Required work>
Copy each line of the data below exactly, leaving out pictures.

====

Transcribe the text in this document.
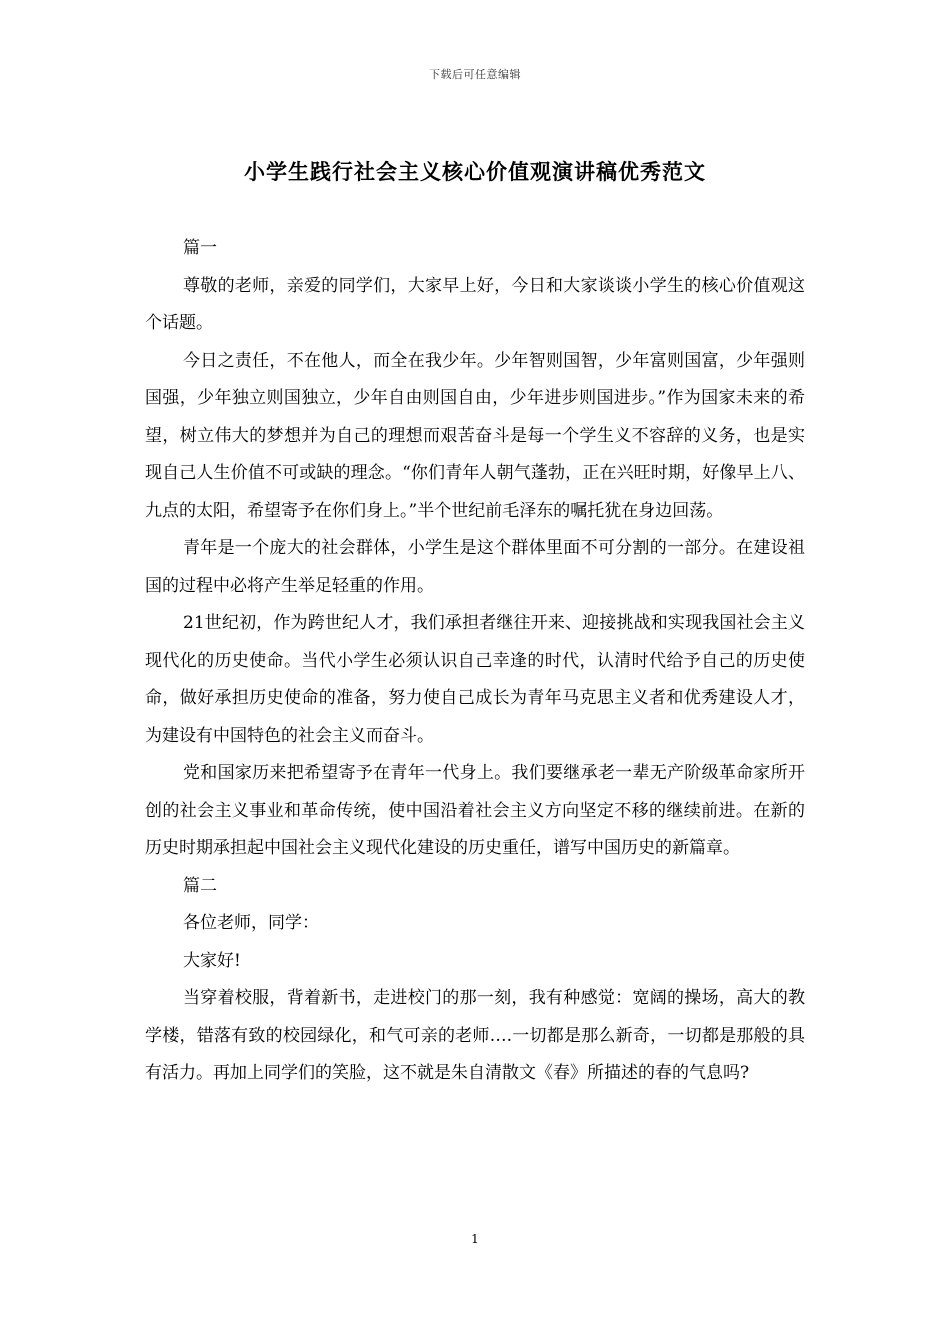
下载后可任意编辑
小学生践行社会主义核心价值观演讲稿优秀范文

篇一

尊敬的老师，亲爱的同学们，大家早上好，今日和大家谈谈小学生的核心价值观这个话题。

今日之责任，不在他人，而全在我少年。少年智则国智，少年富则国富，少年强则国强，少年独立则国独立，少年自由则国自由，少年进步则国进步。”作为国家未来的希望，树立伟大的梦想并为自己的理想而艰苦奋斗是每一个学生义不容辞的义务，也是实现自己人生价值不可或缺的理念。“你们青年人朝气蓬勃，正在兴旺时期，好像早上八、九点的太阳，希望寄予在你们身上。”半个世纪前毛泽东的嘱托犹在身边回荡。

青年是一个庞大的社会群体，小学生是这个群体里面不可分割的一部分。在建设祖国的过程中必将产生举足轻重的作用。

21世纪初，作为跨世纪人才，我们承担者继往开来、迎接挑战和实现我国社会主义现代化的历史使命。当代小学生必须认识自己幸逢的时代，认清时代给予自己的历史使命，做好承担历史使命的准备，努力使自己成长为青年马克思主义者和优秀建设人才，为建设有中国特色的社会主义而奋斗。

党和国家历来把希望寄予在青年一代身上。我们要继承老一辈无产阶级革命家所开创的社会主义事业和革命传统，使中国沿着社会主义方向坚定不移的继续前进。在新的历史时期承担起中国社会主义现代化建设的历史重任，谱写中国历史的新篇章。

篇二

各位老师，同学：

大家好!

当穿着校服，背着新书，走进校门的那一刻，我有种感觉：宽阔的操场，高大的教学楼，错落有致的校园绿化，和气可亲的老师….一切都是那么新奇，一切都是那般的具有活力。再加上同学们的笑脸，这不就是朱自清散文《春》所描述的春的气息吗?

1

====

Full output>
Transcribe the text in this document.
下载后可任意编辑
小学生践行社会主义核心价值观演讲稿优秀范文

篇一

尊敬的老师，亲爱的同学们，大家早上好，今日和大家谈谈小学生的核心价值观这个话题。

今日之责任，不在他人，而全在我少年。少年智则国智，少年富则国富，少年强则国强，少年独立则国独立，少年自由则国自由，少年进步则国进步。”作为国家未来的希望，树立伟大的梦想并为自己的理想而艰苦奋斗是每一个学生义不容辞的义务，也是实现自己人生价值不可或缺的理念。“你们青年人朝气蓬勃，正在兴旺时期，好像早上八、九点的太阳，希望寄予在你们身上。”半个世纪前毛泽东的嘱托犹在身边回荡。

青年是一个庞大的社会群体，小学生是这个群体里面不可分割的一部分。在建设祖国的过程中必将产生举足轻重的作用。

21世纪初，作为跨世纪人才，我们承担者继往开来、迎接挑战和实现我国社会主义现代化的历史使命。当代小学生必须认识自己幸逢的时代，认清时代给予自己的历史使命，做好承担历史使命的准备，努力使自己成长为青年马克思主义者和优秀建设人才，为建设有中国特色的社会主义而奋斗。

党和国家历来把希望寄予在青年一代身上。我们要继承老一辈无产阶级革命家所开创的社会主义事业和革命传统，使中国沿着社会主义方向坚定不移的继续前进。在新的历史时期承担起中国社会主义现代化建设的历史重任，谱写中国历史的新篇章。

篇二

各位老师，同学：

大家好!

当穿着校服，背着新书，走进校门的那一刻，我有种感觉：宽阔的操场，高大的教学楼，错落有致的校园绿化，和气可亲的老师….一切都是那么新奇，一切都是那般的具有活力。再加上同学们的笑脸，这不就是朱自清散文《春》所描述的春的气息吗?

1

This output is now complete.